Listings of boxed layout items:
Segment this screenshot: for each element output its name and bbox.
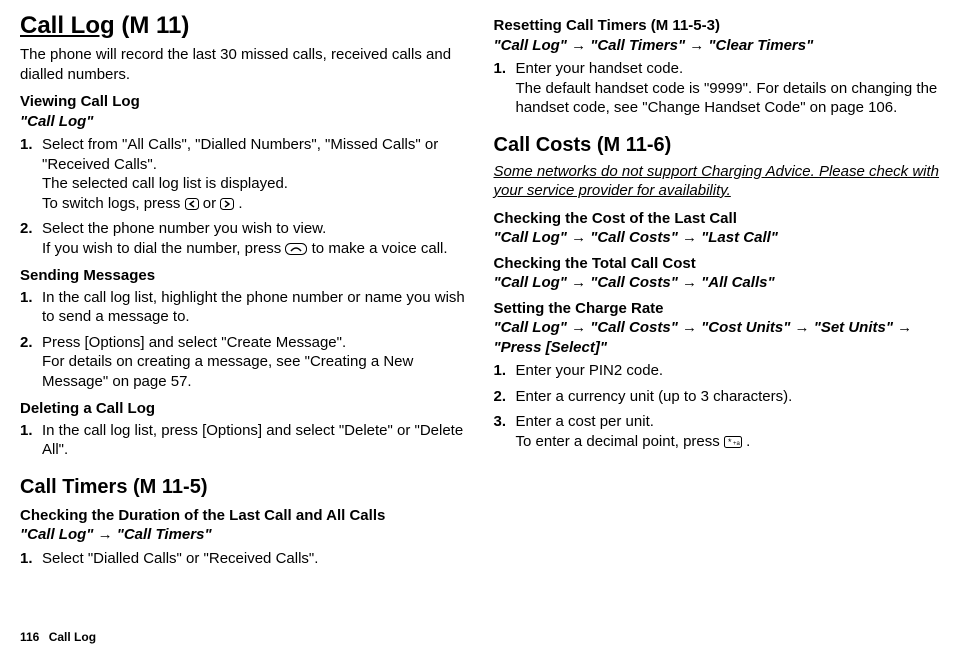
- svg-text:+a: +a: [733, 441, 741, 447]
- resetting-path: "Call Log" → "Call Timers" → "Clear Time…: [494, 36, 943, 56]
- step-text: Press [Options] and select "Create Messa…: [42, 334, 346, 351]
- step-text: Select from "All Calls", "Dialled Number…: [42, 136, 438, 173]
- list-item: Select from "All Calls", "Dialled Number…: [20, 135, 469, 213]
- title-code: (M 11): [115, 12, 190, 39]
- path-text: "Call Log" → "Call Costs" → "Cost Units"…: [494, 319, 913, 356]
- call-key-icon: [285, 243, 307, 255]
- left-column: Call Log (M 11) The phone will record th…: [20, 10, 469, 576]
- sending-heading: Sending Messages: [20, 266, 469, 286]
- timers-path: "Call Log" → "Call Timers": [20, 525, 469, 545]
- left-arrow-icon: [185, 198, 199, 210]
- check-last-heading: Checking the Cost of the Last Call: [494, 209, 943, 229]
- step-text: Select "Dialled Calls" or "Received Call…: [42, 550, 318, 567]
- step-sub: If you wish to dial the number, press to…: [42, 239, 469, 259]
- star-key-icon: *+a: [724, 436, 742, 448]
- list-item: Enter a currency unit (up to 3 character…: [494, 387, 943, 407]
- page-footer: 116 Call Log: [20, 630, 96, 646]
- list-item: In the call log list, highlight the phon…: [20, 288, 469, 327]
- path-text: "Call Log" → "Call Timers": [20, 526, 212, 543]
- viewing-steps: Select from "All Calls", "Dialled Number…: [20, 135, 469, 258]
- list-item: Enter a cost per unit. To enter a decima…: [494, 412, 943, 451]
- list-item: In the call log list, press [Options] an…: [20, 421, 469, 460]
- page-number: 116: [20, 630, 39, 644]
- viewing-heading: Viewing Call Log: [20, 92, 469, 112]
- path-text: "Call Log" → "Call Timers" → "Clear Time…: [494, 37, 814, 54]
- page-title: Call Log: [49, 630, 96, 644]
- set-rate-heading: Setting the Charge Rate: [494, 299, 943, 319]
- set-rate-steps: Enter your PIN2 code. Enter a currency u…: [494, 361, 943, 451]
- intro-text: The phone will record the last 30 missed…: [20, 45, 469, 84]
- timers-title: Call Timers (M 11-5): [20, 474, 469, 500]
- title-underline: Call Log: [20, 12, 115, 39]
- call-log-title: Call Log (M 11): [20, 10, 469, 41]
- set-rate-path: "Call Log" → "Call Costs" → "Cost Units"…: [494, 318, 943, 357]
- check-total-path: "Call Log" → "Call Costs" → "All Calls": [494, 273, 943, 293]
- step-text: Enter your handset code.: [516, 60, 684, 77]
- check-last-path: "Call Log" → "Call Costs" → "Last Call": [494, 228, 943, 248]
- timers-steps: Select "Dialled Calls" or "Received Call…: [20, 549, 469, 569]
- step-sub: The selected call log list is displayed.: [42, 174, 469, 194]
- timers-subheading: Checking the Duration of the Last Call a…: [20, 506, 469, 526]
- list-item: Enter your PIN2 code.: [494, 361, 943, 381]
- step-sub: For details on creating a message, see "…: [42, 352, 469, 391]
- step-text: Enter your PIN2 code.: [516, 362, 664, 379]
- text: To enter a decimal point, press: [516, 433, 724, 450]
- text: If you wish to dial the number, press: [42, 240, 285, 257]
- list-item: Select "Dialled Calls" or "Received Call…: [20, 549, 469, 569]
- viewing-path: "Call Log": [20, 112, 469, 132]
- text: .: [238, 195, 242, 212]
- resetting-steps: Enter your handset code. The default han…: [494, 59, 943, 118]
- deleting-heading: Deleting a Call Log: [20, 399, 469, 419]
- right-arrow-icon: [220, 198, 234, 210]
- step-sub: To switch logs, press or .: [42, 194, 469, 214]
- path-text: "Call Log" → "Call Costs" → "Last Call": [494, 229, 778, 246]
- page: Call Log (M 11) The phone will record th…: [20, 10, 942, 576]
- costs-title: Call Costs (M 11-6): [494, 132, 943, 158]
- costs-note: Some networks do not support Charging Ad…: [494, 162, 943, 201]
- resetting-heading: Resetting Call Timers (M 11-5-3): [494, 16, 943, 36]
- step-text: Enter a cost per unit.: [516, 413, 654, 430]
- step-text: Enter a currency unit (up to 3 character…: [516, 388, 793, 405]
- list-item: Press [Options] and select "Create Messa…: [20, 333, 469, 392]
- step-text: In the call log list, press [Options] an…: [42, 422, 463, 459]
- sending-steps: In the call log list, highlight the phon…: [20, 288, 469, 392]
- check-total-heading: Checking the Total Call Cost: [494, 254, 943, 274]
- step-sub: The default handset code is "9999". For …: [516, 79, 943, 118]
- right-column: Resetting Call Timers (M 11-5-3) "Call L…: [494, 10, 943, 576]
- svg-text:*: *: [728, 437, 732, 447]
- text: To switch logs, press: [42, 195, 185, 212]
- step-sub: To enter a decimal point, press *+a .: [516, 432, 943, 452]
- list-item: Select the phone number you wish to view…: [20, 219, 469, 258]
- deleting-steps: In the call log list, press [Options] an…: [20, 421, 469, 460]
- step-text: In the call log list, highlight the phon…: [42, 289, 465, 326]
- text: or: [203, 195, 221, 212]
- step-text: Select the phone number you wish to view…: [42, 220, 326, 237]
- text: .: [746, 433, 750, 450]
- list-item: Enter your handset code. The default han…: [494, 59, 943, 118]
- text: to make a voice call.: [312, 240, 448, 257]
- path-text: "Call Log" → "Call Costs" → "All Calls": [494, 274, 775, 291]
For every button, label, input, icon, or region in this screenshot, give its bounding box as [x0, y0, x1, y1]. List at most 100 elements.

...

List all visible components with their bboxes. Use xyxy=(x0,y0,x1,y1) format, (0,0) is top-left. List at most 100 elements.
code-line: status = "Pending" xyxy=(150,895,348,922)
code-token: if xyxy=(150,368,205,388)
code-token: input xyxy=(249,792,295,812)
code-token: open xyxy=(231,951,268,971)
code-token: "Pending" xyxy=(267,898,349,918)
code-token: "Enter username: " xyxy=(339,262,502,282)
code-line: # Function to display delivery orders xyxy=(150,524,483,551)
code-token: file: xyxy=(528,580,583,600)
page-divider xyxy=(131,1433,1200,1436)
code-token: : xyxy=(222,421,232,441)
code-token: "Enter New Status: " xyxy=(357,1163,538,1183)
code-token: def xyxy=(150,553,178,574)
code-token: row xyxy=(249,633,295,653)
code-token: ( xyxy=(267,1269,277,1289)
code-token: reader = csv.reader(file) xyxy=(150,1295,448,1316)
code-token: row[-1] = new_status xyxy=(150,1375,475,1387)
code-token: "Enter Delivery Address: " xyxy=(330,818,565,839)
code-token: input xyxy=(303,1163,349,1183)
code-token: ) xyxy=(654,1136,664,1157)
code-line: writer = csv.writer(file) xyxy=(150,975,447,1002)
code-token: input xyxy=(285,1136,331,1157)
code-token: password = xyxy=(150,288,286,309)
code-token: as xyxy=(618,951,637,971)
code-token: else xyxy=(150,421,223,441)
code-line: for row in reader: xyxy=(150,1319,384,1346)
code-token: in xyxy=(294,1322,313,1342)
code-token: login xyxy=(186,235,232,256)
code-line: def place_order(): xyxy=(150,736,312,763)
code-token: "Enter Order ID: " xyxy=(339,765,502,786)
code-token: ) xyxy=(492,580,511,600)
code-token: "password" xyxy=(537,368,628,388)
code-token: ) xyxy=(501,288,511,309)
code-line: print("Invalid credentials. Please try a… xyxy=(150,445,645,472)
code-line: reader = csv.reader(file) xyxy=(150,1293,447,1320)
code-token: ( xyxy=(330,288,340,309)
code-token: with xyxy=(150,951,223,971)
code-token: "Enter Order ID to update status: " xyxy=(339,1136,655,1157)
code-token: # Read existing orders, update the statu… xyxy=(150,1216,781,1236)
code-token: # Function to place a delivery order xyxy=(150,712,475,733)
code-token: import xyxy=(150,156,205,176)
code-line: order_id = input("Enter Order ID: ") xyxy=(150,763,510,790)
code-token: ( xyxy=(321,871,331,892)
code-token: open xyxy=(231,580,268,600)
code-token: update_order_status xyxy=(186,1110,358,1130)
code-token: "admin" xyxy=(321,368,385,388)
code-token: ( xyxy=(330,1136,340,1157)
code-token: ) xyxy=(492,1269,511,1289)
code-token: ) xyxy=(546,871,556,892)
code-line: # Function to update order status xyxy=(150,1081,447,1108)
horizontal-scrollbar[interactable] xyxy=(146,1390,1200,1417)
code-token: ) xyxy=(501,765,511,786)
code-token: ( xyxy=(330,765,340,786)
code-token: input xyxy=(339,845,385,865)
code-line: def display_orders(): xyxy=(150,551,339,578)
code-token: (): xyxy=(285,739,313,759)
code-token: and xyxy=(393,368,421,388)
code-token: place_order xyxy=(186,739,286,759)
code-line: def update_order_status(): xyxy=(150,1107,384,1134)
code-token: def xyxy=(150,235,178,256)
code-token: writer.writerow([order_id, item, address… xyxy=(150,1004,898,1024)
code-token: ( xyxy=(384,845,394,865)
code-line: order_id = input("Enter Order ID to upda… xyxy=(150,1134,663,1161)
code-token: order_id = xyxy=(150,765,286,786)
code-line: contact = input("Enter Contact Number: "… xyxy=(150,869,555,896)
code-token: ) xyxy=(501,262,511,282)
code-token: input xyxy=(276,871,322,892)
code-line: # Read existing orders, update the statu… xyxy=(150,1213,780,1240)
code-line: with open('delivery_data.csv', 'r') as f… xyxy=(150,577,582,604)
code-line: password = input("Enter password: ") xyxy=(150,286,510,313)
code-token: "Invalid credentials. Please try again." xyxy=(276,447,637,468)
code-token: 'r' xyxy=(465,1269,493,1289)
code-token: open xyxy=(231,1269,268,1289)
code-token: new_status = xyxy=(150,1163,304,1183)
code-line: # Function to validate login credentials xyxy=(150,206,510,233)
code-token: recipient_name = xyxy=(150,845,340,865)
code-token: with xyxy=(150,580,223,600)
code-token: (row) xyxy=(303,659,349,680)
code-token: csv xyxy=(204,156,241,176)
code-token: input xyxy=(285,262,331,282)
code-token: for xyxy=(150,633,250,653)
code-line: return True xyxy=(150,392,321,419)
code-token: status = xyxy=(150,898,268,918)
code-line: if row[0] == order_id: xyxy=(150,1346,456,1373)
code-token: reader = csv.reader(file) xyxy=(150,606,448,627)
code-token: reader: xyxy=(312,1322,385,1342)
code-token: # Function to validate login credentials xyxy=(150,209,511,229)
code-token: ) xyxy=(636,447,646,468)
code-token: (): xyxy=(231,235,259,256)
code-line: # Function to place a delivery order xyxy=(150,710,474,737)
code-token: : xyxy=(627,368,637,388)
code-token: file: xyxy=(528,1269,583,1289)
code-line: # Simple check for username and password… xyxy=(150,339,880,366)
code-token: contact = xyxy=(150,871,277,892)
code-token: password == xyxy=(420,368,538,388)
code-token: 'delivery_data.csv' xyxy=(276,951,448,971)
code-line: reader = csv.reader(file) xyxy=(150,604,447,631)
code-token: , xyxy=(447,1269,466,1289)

--

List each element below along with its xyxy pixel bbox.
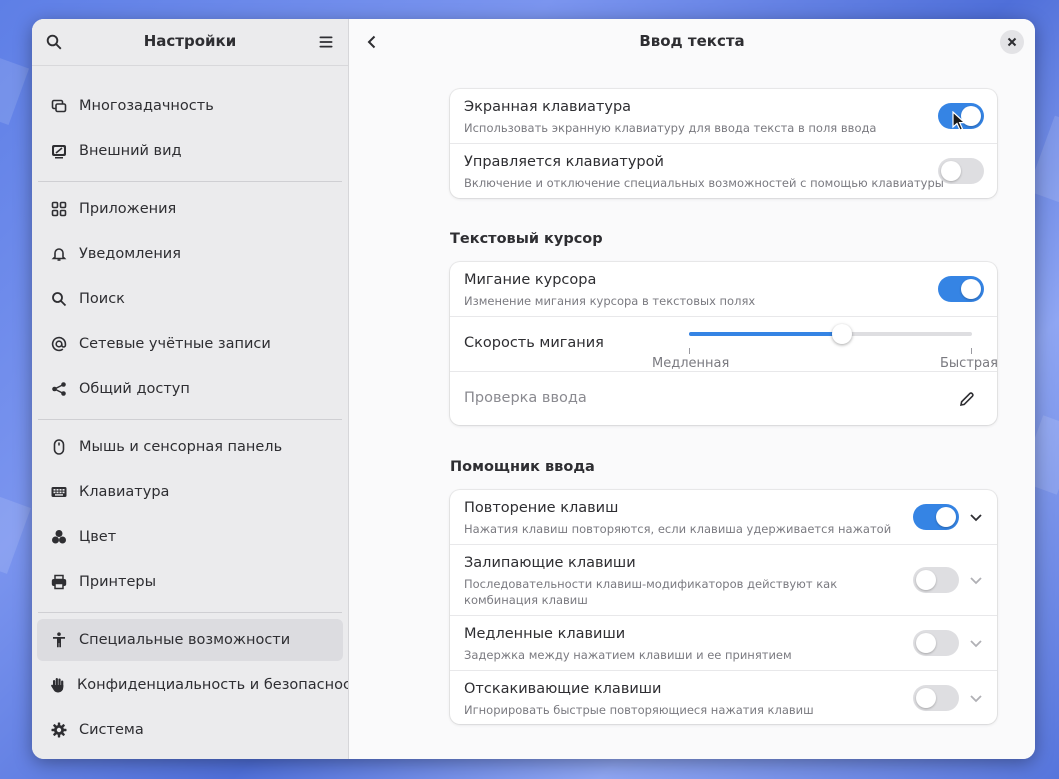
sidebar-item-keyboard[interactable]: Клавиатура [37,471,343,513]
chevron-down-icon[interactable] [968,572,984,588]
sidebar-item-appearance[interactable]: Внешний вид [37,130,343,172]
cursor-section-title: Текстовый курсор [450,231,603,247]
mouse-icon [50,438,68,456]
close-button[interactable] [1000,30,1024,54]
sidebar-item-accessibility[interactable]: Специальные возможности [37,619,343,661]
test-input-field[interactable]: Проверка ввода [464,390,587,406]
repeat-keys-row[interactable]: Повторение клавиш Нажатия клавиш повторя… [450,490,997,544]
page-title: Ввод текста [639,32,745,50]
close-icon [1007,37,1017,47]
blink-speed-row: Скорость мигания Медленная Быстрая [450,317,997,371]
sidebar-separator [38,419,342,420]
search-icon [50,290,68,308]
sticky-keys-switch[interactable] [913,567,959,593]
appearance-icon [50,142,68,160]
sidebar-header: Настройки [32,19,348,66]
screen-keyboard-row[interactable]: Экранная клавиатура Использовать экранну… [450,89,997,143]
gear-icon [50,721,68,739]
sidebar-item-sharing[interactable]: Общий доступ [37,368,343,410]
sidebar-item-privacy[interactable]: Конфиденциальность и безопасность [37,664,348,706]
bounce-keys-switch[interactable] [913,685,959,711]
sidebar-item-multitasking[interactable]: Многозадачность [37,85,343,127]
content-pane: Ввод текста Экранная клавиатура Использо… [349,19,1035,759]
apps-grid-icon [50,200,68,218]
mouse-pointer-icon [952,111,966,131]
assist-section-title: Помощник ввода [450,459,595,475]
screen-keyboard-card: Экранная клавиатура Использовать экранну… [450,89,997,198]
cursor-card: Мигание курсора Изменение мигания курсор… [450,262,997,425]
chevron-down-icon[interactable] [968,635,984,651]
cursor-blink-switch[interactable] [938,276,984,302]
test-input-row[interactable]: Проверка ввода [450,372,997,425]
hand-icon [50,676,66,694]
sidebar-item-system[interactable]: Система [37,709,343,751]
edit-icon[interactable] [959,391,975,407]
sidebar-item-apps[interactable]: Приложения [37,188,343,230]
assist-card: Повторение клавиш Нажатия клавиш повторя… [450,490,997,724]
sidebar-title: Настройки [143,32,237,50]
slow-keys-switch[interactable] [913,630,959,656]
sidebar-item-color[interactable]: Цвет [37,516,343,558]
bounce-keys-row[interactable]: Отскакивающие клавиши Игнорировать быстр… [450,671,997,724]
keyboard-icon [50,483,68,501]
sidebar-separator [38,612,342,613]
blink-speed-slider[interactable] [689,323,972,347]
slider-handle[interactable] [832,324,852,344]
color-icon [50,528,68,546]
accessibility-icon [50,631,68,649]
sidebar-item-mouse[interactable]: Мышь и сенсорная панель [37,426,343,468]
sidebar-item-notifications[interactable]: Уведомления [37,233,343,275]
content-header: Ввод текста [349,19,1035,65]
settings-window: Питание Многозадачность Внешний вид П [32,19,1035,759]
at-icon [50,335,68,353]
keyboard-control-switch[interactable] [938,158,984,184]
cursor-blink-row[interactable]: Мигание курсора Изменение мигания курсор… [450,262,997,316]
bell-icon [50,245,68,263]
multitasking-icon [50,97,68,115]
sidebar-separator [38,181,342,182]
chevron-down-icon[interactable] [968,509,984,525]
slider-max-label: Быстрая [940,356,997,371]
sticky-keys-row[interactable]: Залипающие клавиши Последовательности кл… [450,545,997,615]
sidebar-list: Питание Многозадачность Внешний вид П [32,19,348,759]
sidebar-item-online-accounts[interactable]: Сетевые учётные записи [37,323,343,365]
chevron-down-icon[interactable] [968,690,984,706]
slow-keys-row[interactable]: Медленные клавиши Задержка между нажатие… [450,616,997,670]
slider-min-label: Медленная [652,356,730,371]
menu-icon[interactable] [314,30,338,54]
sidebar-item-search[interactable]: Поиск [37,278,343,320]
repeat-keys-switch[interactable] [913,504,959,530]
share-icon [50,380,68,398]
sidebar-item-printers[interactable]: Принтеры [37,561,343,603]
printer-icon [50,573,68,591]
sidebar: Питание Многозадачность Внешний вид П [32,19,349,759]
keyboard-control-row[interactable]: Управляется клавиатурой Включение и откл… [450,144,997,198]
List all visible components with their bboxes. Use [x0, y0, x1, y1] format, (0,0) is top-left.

## DIRECTIONS FOR THIS TASK
Rewrite the lines from the one containing "- svg-text:+a: +a: [733, 441, 741, 447]" through the one containing "- step-sub: If", inclusive, changing "step-text" to "instruction-text" and leaving everything else as it is.

## TASK RESULT
- svg-text:+a: +a: [733, 441, 741, 447]
- resetting-path: "Call Log" → "Call Timers" → "Clear Time…: [494, 36, 943, 56]
- instruction-text: Press [Options] and select "Create Messa…: [42, 334, 346, 351]
- instruction-text: Select from "All Calls", "Dialled Number…: [42, 136, 438, 173]
- list-item: Select from "All Calls", "Dialled Number…: [20, 135, 469, 213]
- title-code: (M 11): [115, 12, 190, 39]
- path-text: "Call Log" → "Call Costs" → "Cost Units"…: [494, 319, 913, 356]
- call-key-icon: [285, 243, 307, 255]
- left-column: Call Log (M 11) The phone will record th…: [20, 10, 469, 576]
- sending-heading: Sending Messages: [20, 266, 469, 286]
- timers-path: "Call Log" → "Call Timers": [20, 525, 469, 545]
- left-arrow-icon: [185, 198, 199, 210]
- check-last-heading: Checking the Cost of the Last Call: [494, 209, 943, 229]
- instruction-text: Select "Dialled Calls" or "Received Call…: [42, 550, 318, 567]
- step-sub: If you wish to dial the number, press to…: [42, 239, 469, 259]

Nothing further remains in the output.